[Records contained in a dataset]

+++++

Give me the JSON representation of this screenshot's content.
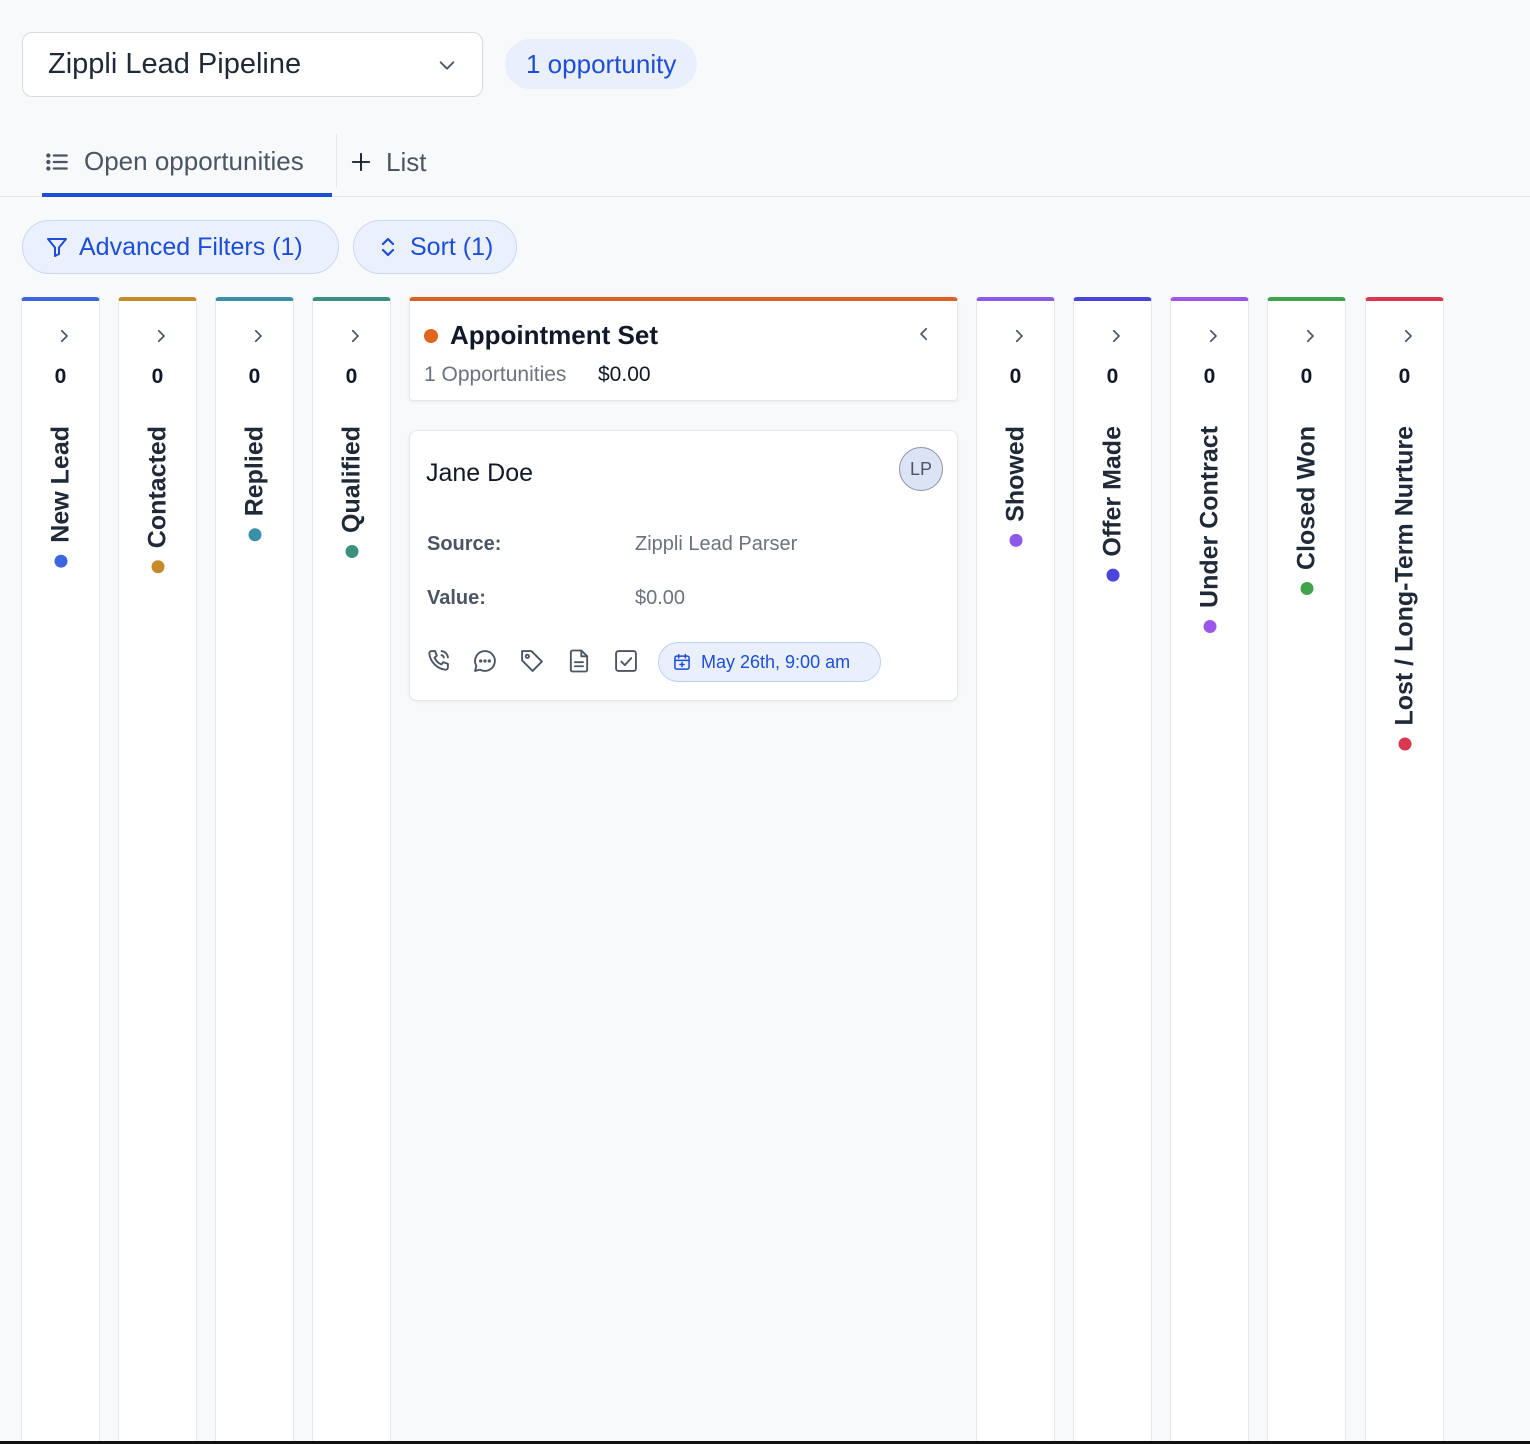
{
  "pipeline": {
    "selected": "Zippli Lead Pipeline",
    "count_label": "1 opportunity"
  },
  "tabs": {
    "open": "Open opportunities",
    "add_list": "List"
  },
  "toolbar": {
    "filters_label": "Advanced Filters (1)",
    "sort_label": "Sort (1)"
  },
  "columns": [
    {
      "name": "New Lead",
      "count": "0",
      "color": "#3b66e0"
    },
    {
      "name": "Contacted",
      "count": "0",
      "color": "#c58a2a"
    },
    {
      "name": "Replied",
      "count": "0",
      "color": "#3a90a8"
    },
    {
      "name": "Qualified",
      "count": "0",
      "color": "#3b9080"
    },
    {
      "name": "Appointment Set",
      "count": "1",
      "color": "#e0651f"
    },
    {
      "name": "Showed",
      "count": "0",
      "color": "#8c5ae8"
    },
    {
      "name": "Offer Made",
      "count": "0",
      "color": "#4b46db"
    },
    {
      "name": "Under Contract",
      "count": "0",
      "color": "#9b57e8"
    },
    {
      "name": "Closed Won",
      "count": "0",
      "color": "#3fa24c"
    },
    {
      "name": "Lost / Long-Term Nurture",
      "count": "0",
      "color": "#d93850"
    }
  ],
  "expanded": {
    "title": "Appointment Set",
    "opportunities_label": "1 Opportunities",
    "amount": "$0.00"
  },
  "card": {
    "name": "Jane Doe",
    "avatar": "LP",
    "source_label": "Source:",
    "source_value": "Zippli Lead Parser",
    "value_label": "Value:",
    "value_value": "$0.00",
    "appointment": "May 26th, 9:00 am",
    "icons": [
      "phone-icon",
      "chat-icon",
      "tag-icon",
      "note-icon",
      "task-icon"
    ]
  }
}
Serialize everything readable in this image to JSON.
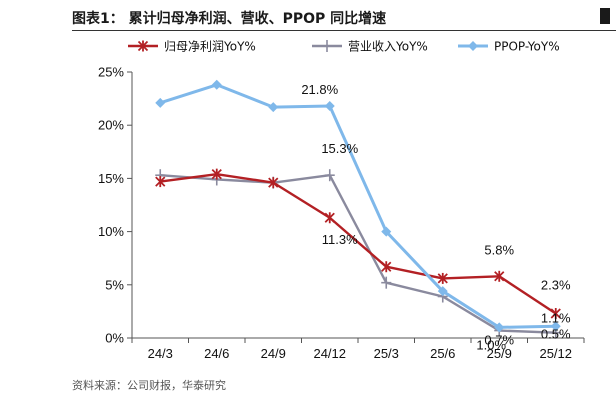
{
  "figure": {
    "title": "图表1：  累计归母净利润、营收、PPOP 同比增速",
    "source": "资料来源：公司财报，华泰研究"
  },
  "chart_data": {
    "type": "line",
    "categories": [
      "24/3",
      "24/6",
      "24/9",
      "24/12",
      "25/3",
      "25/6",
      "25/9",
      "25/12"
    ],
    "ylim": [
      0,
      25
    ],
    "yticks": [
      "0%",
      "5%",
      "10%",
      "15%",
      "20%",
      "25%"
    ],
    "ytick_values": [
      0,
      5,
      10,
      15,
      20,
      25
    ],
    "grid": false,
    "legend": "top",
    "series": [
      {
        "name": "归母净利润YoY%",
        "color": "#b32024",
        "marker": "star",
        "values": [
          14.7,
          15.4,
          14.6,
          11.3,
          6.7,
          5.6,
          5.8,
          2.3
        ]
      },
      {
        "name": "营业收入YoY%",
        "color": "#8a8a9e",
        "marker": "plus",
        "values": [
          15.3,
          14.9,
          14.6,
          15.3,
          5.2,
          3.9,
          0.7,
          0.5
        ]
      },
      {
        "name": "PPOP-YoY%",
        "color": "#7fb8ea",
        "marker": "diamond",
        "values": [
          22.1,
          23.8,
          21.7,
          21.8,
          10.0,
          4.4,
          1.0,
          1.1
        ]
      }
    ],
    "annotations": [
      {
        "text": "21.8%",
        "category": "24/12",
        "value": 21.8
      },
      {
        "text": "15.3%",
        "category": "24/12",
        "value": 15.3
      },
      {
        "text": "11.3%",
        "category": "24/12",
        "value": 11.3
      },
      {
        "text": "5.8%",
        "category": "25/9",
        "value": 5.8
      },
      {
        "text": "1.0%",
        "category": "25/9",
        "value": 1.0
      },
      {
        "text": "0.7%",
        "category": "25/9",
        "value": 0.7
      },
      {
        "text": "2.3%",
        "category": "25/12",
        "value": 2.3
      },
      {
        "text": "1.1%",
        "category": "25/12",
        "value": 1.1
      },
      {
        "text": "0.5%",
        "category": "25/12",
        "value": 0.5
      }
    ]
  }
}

+++++

- Task description -
In the listing above, count each line that holds the string "text". Give the number only.

- Task response -
9